* start Dataset rows *

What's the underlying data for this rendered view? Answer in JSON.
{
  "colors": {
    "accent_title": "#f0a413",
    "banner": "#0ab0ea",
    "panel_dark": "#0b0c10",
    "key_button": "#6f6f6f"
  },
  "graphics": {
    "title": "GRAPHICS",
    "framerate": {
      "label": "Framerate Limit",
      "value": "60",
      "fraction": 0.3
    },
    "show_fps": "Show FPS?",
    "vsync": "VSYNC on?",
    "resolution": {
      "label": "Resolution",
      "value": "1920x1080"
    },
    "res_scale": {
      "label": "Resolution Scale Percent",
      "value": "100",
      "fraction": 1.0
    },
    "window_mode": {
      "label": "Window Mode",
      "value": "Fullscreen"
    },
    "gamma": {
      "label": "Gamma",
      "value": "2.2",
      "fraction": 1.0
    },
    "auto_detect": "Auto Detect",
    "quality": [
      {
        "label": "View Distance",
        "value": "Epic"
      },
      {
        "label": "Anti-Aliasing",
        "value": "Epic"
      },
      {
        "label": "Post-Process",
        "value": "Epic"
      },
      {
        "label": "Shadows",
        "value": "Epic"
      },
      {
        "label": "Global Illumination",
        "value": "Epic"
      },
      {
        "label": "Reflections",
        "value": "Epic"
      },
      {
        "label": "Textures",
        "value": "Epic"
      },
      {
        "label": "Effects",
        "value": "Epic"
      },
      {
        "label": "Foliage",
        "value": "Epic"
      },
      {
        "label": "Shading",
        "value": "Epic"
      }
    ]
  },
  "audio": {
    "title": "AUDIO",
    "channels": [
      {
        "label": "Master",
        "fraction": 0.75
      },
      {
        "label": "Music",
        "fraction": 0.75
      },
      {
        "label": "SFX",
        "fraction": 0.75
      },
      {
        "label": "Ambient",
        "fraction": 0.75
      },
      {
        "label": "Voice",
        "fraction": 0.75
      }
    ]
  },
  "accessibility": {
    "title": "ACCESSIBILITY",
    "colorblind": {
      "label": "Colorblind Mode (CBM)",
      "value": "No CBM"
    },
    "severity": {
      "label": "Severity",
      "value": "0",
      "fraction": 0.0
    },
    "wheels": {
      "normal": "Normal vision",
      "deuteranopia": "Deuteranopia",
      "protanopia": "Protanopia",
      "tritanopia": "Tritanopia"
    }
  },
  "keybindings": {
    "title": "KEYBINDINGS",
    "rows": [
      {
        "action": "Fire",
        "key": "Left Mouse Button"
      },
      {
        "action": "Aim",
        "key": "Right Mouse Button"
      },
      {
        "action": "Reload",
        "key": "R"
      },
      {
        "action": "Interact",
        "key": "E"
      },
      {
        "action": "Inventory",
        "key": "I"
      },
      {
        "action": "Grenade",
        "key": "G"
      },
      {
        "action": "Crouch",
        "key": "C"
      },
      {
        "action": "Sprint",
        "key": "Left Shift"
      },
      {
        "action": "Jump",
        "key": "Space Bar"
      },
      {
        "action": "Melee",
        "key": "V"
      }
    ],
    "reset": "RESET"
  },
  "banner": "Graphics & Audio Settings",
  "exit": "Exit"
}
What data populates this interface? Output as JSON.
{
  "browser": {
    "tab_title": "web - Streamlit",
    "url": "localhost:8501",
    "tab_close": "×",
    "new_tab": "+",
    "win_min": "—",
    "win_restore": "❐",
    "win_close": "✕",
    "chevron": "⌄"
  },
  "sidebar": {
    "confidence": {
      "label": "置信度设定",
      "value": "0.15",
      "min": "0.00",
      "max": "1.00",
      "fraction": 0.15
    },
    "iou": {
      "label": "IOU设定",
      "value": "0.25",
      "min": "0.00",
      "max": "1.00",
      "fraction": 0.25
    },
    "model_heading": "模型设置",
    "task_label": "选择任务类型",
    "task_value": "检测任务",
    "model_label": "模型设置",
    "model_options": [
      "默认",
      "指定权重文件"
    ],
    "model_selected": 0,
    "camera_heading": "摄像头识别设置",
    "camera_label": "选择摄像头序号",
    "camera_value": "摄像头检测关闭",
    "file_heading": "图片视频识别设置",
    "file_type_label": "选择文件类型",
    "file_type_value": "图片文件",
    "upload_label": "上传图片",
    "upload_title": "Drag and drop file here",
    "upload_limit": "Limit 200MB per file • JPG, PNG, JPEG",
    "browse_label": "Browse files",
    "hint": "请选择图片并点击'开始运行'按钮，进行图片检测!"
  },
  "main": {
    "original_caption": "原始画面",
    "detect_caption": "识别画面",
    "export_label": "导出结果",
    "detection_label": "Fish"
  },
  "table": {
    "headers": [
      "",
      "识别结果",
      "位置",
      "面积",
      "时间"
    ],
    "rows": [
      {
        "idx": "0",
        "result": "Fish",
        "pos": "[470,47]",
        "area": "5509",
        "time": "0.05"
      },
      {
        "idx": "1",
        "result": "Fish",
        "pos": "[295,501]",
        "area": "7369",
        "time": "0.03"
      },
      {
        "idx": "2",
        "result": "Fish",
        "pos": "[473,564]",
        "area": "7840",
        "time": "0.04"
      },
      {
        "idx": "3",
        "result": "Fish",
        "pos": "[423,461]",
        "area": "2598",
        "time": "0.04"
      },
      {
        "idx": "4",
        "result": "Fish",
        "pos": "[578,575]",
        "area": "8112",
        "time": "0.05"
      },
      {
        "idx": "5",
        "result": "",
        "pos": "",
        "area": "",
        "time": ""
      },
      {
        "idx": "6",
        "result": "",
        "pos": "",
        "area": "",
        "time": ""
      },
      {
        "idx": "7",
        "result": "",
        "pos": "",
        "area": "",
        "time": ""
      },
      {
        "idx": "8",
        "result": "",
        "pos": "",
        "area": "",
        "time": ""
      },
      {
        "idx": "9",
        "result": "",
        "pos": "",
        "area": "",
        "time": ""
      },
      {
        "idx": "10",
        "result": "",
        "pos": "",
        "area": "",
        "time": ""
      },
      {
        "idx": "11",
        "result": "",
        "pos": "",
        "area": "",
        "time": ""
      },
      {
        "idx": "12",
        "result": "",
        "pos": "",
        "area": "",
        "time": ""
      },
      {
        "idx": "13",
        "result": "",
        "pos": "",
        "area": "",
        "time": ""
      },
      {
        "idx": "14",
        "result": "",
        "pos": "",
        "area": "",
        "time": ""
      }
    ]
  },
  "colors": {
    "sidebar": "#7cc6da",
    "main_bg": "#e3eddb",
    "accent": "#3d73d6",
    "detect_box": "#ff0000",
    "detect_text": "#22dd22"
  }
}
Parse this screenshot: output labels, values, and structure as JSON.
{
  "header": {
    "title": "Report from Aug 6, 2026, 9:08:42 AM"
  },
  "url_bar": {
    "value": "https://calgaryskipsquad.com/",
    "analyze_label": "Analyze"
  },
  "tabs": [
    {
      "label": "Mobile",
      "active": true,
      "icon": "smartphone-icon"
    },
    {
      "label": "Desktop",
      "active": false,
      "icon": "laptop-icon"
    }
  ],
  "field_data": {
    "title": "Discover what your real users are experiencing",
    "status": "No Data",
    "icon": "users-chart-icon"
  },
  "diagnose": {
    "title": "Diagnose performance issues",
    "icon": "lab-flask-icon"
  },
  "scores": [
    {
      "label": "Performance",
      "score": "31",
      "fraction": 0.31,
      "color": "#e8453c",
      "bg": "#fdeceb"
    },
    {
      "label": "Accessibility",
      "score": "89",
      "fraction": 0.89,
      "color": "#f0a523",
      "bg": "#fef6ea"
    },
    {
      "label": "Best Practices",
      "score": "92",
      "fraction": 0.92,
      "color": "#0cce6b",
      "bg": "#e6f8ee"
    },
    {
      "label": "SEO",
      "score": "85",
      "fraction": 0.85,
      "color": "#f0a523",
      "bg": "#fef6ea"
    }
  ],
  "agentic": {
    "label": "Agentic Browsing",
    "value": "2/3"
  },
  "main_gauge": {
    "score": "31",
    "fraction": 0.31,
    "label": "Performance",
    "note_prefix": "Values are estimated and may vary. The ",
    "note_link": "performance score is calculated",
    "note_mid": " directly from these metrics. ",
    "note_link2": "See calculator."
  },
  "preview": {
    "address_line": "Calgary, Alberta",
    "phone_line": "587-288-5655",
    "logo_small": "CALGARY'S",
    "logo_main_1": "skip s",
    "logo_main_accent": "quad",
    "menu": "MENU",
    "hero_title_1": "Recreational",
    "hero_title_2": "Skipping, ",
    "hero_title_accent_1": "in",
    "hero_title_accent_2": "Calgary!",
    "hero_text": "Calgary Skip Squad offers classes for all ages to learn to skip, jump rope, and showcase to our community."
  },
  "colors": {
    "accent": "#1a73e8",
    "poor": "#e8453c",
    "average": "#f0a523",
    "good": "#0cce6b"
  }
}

* end Dataset rows *

Written instruction: List all lines from the entries that include the word "Left".

Expected answer:
        "key": "Left Mouse Button"
        "key": "Left Shift"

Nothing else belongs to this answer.